Layout region records:

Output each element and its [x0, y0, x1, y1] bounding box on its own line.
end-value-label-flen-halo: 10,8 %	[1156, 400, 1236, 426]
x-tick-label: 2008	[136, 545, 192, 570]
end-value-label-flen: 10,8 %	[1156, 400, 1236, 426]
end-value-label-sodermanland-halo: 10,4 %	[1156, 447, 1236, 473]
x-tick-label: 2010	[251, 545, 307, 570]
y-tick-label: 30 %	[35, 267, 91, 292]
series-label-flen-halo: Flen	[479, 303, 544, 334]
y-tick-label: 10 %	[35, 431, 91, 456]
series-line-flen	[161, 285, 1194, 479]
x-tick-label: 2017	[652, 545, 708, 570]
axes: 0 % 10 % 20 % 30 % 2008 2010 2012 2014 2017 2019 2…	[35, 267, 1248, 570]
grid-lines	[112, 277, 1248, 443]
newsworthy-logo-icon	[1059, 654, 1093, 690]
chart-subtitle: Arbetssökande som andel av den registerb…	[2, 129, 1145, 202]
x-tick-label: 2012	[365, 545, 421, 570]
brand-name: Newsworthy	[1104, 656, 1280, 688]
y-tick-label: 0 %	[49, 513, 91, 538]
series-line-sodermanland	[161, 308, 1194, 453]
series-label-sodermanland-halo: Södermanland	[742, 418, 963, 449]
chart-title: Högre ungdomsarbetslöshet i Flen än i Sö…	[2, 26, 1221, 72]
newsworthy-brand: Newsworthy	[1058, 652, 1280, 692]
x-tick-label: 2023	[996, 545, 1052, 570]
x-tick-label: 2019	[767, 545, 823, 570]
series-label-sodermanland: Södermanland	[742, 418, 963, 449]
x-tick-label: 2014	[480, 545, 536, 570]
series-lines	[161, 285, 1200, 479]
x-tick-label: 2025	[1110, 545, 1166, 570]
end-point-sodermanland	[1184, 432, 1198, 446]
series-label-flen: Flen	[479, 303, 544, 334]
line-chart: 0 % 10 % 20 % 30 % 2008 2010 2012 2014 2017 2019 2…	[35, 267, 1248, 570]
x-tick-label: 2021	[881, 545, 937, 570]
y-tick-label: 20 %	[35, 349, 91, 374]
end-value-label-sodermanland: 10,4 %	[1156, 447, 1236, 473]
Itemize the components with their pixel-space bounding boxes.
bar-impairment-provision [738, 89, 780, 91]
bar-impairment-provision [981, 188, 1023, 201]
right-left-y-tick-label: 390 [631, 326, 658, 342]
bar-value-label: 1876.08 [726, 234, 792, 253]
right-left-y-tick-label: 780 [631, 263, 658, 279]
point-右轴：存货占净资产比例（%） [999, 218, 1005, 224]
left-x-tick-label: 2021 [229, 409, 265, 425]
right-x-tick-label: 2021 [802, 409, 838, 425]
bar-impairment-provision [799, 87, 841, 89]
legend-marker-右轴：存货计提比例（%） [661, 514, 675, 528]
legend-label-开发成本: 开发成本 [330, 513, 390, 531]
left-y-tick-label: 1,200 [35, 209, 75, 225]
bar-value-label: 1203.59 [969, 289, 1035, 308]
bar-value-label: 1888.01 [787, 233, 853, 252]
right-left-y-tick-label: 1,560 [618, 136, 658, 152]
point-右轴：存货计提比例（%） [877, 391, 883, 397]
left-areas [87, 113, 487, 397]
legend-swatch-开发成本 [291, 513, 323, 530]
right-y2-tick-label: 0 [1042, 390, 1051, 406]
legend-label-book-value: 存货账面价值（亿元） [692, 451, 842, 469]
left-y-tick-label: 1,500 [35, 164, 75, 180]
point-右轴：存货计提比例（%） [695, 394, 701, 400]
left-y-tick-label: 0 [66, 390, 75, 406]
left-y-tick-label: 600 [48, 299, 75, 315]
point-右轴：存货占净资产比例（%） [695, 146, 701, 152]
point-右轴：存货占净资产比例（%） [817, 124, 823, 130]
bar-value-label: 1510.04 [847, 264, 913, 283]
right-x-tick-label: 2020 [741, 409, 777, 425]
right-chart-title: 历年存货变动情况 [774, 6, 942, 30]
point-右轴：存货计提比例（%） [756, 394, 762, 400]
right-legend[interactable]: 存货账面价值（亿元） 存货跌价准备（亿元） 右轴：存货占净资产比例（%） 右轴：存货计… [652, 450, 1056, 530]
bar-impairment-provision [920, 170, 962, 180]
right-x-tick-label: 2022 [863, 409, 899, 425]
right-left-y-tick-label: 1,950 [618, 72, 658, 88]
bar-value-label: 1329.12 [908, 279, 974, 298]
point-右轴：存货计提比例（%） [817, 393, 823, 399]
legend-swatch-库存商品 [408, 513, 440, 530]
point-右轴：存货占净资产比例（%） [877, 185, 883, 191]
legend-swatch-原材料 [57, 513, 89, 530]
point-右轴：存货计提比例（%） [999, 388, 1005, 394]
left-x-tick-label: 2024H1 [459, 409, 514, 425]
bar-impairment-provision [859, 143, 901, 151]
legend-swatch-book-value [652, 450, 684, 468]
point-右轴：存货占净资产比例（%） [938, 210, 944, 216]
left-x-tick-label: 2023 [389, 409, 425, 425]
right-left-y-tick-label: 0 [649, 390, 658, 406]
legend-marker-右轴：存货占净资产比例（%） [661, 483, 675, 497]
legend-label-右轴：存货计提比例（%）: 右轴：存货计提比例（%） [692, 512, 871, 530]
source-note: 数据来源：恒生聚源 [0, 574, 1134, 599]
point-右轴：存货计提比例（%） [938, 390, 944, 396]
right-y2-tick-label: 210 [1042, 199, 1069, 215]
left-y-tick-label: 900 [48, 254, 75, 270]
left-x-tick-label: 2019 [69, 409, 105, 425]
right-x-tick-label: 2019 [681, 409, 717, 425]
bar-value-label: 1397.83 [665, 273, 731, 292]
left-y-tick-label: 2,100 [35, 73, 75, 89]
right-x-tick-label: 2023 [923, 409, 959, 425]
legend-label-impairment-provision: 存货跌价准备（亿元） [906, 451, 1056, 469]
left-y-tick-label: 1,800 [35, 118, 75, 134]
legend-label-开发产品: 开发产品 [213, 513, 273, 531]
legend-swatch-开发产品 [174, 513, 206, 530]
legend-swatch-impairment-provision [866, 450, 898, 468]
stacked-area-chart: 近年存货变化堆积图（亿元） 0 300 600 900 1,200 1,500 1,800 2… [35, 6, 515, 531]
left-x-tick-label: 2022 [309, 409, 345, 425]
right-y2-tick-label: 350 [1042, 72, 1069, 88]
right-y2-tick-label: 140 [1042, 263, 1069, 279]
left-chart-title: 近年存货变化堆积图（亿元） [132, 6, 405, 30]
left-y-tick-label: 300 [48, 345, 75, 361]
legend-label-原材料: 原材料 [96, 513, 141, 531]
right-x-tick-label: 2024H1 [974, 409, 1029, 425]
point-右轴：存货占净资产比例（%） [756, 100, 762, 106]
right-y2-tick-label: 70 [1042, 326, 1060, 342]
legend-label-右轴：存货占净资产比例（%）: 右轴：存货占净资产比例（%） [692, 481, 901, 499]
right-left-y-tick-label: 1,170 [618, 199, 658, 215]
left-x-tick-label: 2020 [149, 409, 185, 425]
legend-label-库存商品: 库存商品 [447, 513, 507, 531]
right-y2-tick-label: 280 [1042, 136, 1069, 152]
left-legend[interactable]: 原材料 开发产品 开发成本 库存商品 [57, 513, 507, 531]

— Do this —
Reproduce every line of the listing above without changing a single character.

— Finished answer —
Output each element and its [x0, y0, x1, y1] bounding box on its own line.
end-value-label-flen-halo: 10,8 %	[1156, 400, 1236, 426]
x-tick-label: 2008	[136, 545, 192, 570]
end-value-label-flen: 10,8 %	[1156, 400, 1236, 426]
end-value-label-sodermanland-halo: 10,4 %	[1156, 447, 1236, 473]
x-tick-label: 2010	[251, 545, 307, 570]
y-tick-label: 30 %	[35, 267, 91, 292]
series-label-flen-halo: Flen	[479, 303, 544, 334]
y-tick-label: 10 %	[35, 431, 91, 456]
series-line-flen	[161, 285, 1194, 479]
x-tick-label: 2017	[652, 545, 708, 570]
axes: 0 % 10 % 20 % 30 % 2008 2010 2012 2014 2017 2019 2…	[35, 267, 1248, 570]
grid-lines	[112, 277, 1248, 443]
newsworthy-logo-icon	[1059, 654, 1093, 690]
chart-subtitle: Arbetssökande som andel av den registerb…	[2, 129, 1145, 202]
x-tick-label: 2012	[365, 545, 421, 570]
brand-name: Newsworthy	[1104, 656, 1280, 688]
y-tick-label: 0 %	[49, 513, 91, 538]
series-line-sodermanland	[161, 308, 1194, 453]
series-label-sodermanland-halo: Södermanland	[742, 418, 963, 449]
chart-title: Högre ungdomsarbetslöshet i Flen än i Sö…	[2, 26, 1221, 72]
newsworthy-brand: Newsworthy	[1058, 652, 1280, 692]
x-tick-label: 2023	[996, 545, 1052, 570]
x-tick-label: 2019	[767, 545, 823, 570]
series-label-sodermanland: Södermanland	[742, 418, 963, 449]
x-tick-label: 2014	[480, 545, 536, 570]
series-lines	[161, 285, 1200, 479]
x-tick-label: 2025	[1110, 545, 1166, 570]
end-point-sodermanland	[1184, 432, 1198, 446]
series-label-flen: Flen	[479, 303, 544, 334]
line-chart: 0 % 10 % 20 % 30 % 2008 2010 2012 2014 2017 2019 2…	[35, 267, 1248, 570]
x-tick-label: 2021	[881, 545, 937, 570]
y-tick-label: 20 %	[35, 349, 91, 374]
end-value-label-sodermanland: 10,4 %	[1156, 447, 1236, 473]
Itemize the components with their pixel-space bounding boxes.
bar-impairment-provision [738, 89, 780, 91]
bar-impairment-provision [981, 188, 1023, 201]
right-left-y-tick-label: 390 [631, 326, 658, 342]
bar-value-label: 1876.08 [726, 234, 792, 253]
right-left-y-tick-label: 780 [631, 263, 658, 279]
point-右轴：存货占净资产比例（%） [999, 218, 1005, 224]
left-x-tick-label: 2021 [229, 409, 265, 425]
right-x-tick-label: 2021 [802, 409, 838, 425]
bar-impairment-provision [799, 87, 841, 89]
legend-marker-右轴：存货计提比例（%） [661, 514, 675, 528]
legend-label-开发成本: 开发成本 [330, 513, 390, 531]
left-y-tick-label: 1,200 [35, 209, 75, 225]
bar-value-label: 1203.59 [969, 289, 1035, 308]
bar-value-label: 1888.01 [787, 233, 853, 252]
right-left-y-tick-label: 1,560 [618, 136, 658, 152]
point-右轴：存货计提比例（%） [877, 391, 883, 397]
left-areas [87, 113, 487, 397]
legend-swatch-开发成本 [291, 513, 323, 530]
right-y2-tick-label: 0 [1042, 390, 1051, 406]
legend-label-book-value: 存货账面价值（亿元） [692, 451, 842, 469]
left-y-tick-label: 1,500 [35, 164, 75, 180]
point-右轴：存货计提比例（%） [695, 394, 701, 400]
left-y-tick-label: 0 [66, 390, 75, 406]
left-y-tick-label: 600 [48, 299, 75, 315]
point-右轴：存货占净资产比例（%） [695, 146, 701, 152]
point-右轴：存货占净资产比例（%） [817, 124, 823, 130]
bar-value-label: 1510.04 [847, 264, 913, 283]
right-x-tick-label: 2020 [741, 409, 777, 425]
right-chart-title: 历年存货变动情况 [774, 6, 942, 30]
point-右轴：存货计提比例（%） [756, 394, 762, 400]
right-legend[interactable]: 存货账面价值（亿元） 存货跌价准备（亿元） 右轴：存货占净资产比例（%） 右轴：存货计… [652, 450, 1056, 530]
bar-impairment-provision [920, 170, 962, 180]
right-x-tick-label: 2022 [863, 409, 899, 425]
right-left-y-tick-label: 1,950 [618, 72, 658, 88]
bar-value-label: 1329.12 [908, 279, 974, 298]
point-右轴：存货计提比例（%） [817, 393, 823, 399]
legend-swatch-库存商品 [408, 513, 440, 530]
point-右轴：存货占净资产比例（%） [877, 185, 883, 191]
legend-swatch-原材料 [57, 513, 89, 530]
point-右轴：存货计提比例（%） [999, 388, 1005, 394]
left-x-tick-label: 2024H1 [459, 409, 514, 425]
bar-impairment-provision [859, 143, 901, 151]
legend-swatch-book-value [652, 450, 684, 468]
point-右轴：存货占净资产比例（%） [938, 210, 944, 216]
left-x-tick-label: 2023 [389, 409, 425, 425]
right-left-y-tick-label: 0 [649, 390, 658, 406]
legend-marker-右轴：存货占净资产比例（%） [661, 483, 675, 497]
legend-label-右轴：存货计提比例（%）: 右轴：存货计提比例（%） [692, 512, 871, 530]
source-note: 数据来源：恒生聚源 [0, 574, 1134, 599]
point-右轴：存货计提比例（%） [938, 390, 944, 396]
right-y2-tick-label: 210 [1042, 199, 1069, 215]
left-y-tick-label: 900 [48, 254, 75, 270]
left-x-tick-label: 2019 [69, 409, 105, 425]
right-x-tick-label: 2019 [681, 409, 717, 425]
bar-value-label: 1397.83 [665, 273, 731, 292]
left-y-tick-label: 2,100 [35, 73, 75, 89]
right-x-tick-label: 2023 [923, 409, 959, 425]
legend-label-impairment-provision: 存货跌价准备（亿元） [906, 451, 1056, 469]
left-y-tick-label: 1,800 [35, 118, 75, 134]
legend-label-开发产品: 开发产品 [213, 513, 273, 531]
legend-swatch-开发产品 [174, 513, 206, 530]
legend-swatch-impairment-provision [866, 450, 898, 468]
stacked-area-chart: 近年存货变化堆积图（亿元） 0 300 600 900 1,200 1,500 1,800 2… [35, 6, 515, 531]
left-x-tick-label: 2022 [309, 409, 345, 425]
right-y2-tick-label: 350 [1042, 72, 1069, 88]
right-y2-tick-label: 140 [1042, 263, 1069, 279]
left-chart-title: 近年存货变化堆积图（亿元） [132, 6, 405, 30]
left-y-tick-label: 300 [48, 345, 75, 361]
legend-label-原材料: 原材料 [96, 513, 141, 531]
right-x-tick-label: 2024H1 [974, 409, 1029, 425]
point-右轴：存货占净资产比例（%） [756, 100, 762, 106]
right-y2-tick-label: 70 [1042, 326, 1060, 342]
legend-label-右轴：存货占净资产比例（%）: 右轴：存货占净资产比例（%） [692, 481, 901, 499]
right-left-y-tick-label: 1,170 [618, 199, 658, 215]
left-x-tick-label: 2020 [149, 409, 185, 425]
legend-label-库存商品: 库存商品 [447, 513, 507, 531]
right-y2-tick-label: 280 [1042, 136, 1069, 152]
left-legend[interactable]: 原材料 开发产品 开发成本 库存商品 [57, 513, 507, 531]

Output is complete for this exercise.